Dataset items:
┌──

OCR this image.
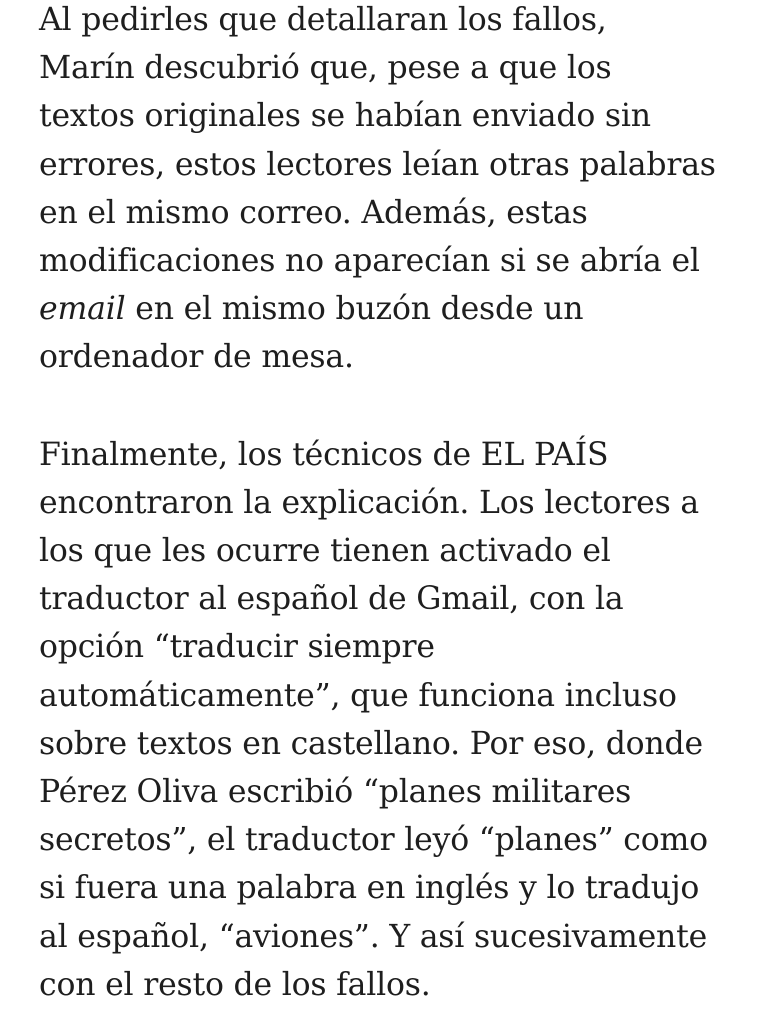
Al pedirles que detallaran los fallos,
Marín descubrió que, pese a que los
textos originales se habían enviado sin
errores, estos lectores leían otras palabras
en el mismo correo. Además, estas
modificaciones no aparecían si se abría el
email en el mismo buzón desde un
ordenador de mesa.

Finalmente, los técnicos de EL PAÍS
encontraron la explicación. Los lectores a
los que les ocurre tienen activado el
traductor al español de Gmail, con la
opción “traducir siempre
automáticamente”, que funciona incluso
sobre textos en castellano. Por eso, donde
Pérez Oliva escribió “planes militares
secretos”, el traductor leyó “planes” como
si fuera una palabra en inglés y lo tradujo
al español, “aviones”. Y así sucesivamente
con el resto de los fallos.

└──
┌──

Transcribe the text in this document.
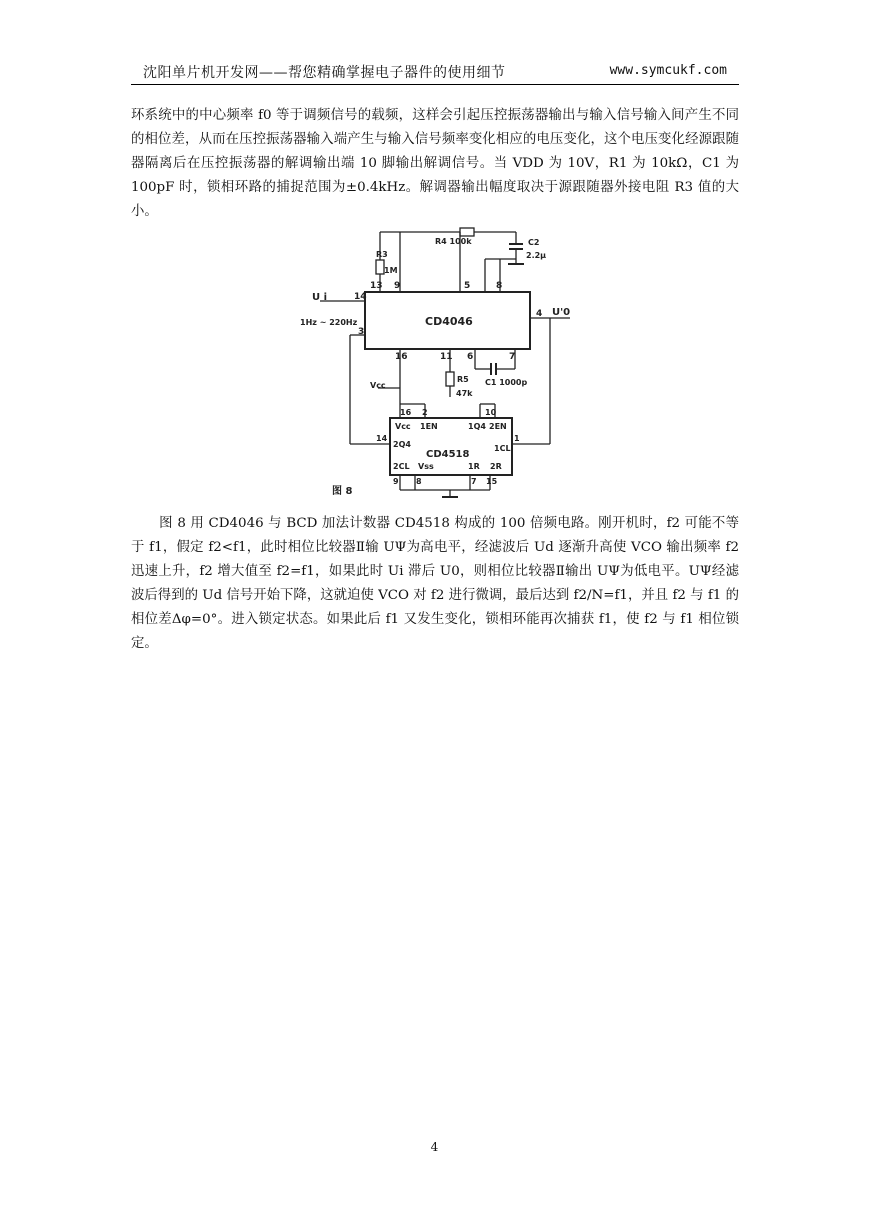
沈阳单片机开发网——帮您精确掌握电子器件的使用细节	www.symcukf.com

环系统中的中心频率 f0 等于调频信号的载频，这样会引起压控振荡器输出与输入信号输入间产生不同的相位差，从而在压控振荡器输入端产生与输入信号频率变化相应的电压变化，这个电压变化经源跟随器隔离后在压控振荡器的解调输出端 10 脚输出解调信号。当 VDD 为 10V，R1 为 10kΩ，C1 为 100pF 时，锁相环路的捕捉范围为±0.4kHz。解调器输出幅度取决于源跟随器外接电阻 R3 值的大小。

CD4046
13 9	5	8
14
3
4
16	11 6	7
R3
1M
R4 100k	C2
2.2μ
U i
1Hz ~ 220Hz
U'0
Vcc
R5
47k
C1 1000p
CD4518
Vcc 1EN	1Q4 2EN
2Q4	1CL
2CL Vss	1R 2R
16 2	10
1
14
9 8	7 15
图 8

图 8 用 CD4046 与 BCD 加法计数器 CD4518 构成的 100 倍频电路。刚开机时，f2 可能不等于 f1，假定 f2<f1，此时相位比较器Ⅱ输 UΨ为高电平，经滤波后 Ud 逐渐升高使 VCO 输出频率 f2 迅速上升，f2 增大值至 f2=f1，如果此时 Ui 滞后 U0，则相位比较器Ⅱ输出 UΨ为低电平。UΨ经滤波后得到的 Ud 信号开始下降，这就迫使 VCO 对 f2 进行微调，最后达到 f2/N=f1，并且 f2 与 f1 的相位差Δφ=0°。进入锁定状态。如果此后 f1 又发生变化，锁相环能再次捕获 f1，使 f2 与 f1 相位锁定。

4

└──

> **OBJECTIVE**:
Which lines of the material contain the string "planes"? List each of them.

> **WRITTEN ANSWER**:
Pérez Oliva escribió “planes militares
secretos”, el traductor leyó “planes” como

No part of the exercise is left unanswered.